(Stored entries)

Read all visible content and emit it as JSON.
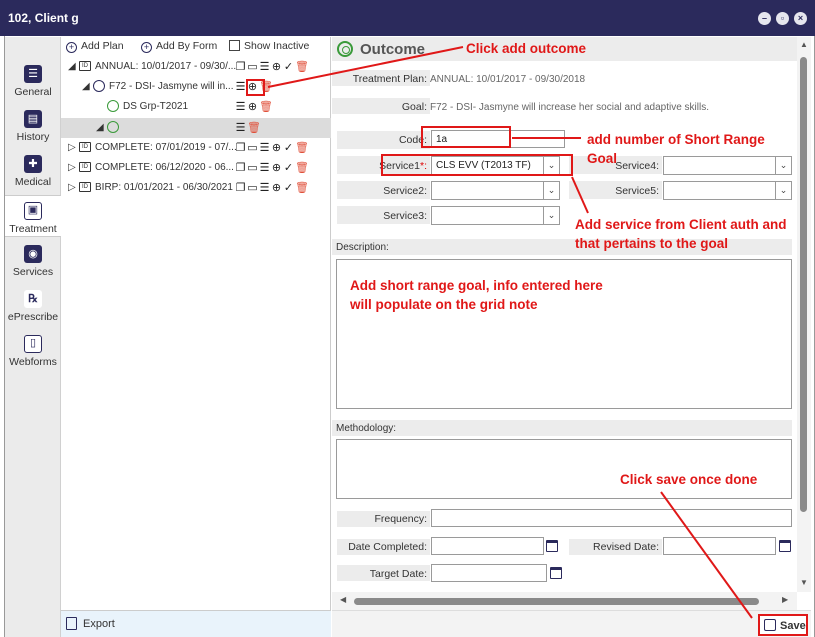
{
  "window": {
    "title": "102, Client g"
  },
  "nav": [
    {
      "label": "General",
      "icon": "person-card-icon"
    },
    {
      "label": "History",
      "icon": "clipboard-icon"
    },
    {
      "label": "Medical",
      "icon": "medical-cross-icon"
    },
    {
      "label": "Treatment",
      "icon": "id-card-icon"
    },
    {
      "label": "Services",
      "icon": "compass-icon"
    },
    {
      "label": "ePrescribe",
      "icon": "rx-icon"
    },
    {
      "label": "Webforms",
      "icon": "document-icon"
    }
  ],
  "tree": {
    "toolbar": {
      "add_plan": "Add Plan",
      "add_by_form": "Add By Form",
      "show_inactive": "Show Inactive"
    },
    "rows": [
      {
        "label": "ANNUAL: 10/01/2017 - 09/30/..."
      },
      {
        "label": "F72 - DSI- Jasmyne will in..."
      },
      {
        "label": "DS Grp-T2021"
      },
      {
        "label": ""
      },
      {
        "label": "COMPLETE: 07/01/2019 - 07/..."
      },
      {
        "label": "COMPLETE: 06/12/2020 - 06..."
      },
      {
        "label": "BIRP: 01/01/2021 - 06/30/2021"
      }
    ],
    "export_label": "Export"
  },
  "form": {
    "heading": "Outcome",
    "treatment_plan_label": "Treatment Plan:",
    "treatment_plan_value": "ANNUAL: 10/01/2017 - 09/30/2018",
    "goal_label": "Goal:",
    "goal_value": "F72 - DSI- Jasmyne will increase her social and adaptive skills.",
    "code_label": "Code:",
    "code_value": "1a",
    "service1_label": "Service1",
    "required_mark": "*:",
    "service1_value": "CLS EVV (T2013 TF)",
    "service2_label": "Service2:",
    "service3_label": "Service3:",
    "service4_label": "Service4:",
    "service5_label": "Service5:",
    "description_label": "Description:",
    "methodology_label": "Methodology:",
    "frequency_label": "Frequency:",
    "date_completed_label": "Date Completed:",
    "revised_date_label": "Revised Date:",
    "target_date_label": "Target Date:",
    "save_label": "Save"
  },
  "annotations": {
    "click_add_outcome": "Click add outcome",
    "add_number": "add number of Short Range Goal",
    "add_service": "Add service from Client auth and that pertains to the goal",
    "add_short_range": "Add short range goal, info entered here will populate on the grid note",
    "click_save": "Click save once done"
  },
  "colors": {
    "titlebar": "#2b2a5c",
    "annotation": "#e01818",
    "goal_green": "#3a9a3a",
    "delete_red": "#e0503a"
  }
}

**GIVEN INSTRUCTION**
Go through the listing above and quote it exactly, apart from its images.

**ANSWER TO THE EXERCISE**
Read all visible content and emit it as JSON.
{
  "window": {
    "title": "102, Client g"
  },
  "nav": [
    {
      "label": "General",
      "icon": "person-card-icon"
    },
    {
      "label": "History",
      "icon": "clipboard-icon"
    },
    {
      "label": "Medical",
      "icon": "medical-cross-icon"
    },
    {
      "label": "Treatment",
      "icon": "id-card-icon"
    },
    {
      "label": "Services",
      "icon": "compass-icon"
    },
    {
      "label": "ePrescribe",
      "icon": "rx-icon"
    },
    {
      "label": "Webforms",
      "icon": "document-icon"
    }
  ],
  "tree": {
    "toolbar": {
      "add_plan": "Add Plan",
      "add_by_form": "Add By Form",
      "show_inactive": "Show Inactive"
    },
    "rows": [
      {
        "label": "ANNUAL: 10/01/2017 - 09/30/..."
      },
      {
        "label": "F72 - DSI- Jasmyne will in..."
      },
      {
        "label": "DS Grp-T2021"
      },
      {
        "label": ""
      },
      {
        "label": "COMPLETE: 07/01/2019 - 07/..."
      },
      {
        "label": "COMPLETE: 06/12/2020 - 06..."
      },
      {
        "label": "BIRP: 01/01/2021 - 06/30/2021"
      }
    ],
    "export_label": "Export"
  },
  "form": {
    "heading": "Outcome",
    "treatment_plan_label": "Treatment Plan:",
    "treatment_plan_value": "ANNUAL: 10/01/2017 - 09/30/2018",
    "goal_label": "Goal:",
    "goal_value": "F72 - DSI- Jasmyne will increase her social and adaptive skills.",
    "code_label": "Code:",
    "code_value": "1a",
    "service1_label": "Service1",
    "required_mark": "*:",
    "service1_value": "CLS EVV (T2013 TF)",
    "service2_label": "Service2:",
    "service3_label": "Service3:",
    "service4_label": "Service4:",
    "service5_label": "Service5:",
    "description_label": "Description:",
    "methodology_label": "Methodology:",
    "frequency_label": "Frequency:",
    "date_completed_label": "Date Completed:",
    "revised_date_label": "Revised Date:",
    "target_date_label": "Target Date:",
    "save_label": "Save"
  },
  "annotations": {
    "click_add_outcome": "Click add outcome",
    "add_number": "add number of Short Range Goal",
    "add_service": "Add service from Client auth and that pertains to the goal",
    "add_short_range": "Add short range goal, info entered here will populate on the grid note",
    "click_save": "Click save once done"
  },
  "colors": {
    "titlebar": "#2b2a5c",
    "annotation": "#e01818",
    "goal_green": "#3a9a3a",
    "delete_red": "#e0503a"
  }
}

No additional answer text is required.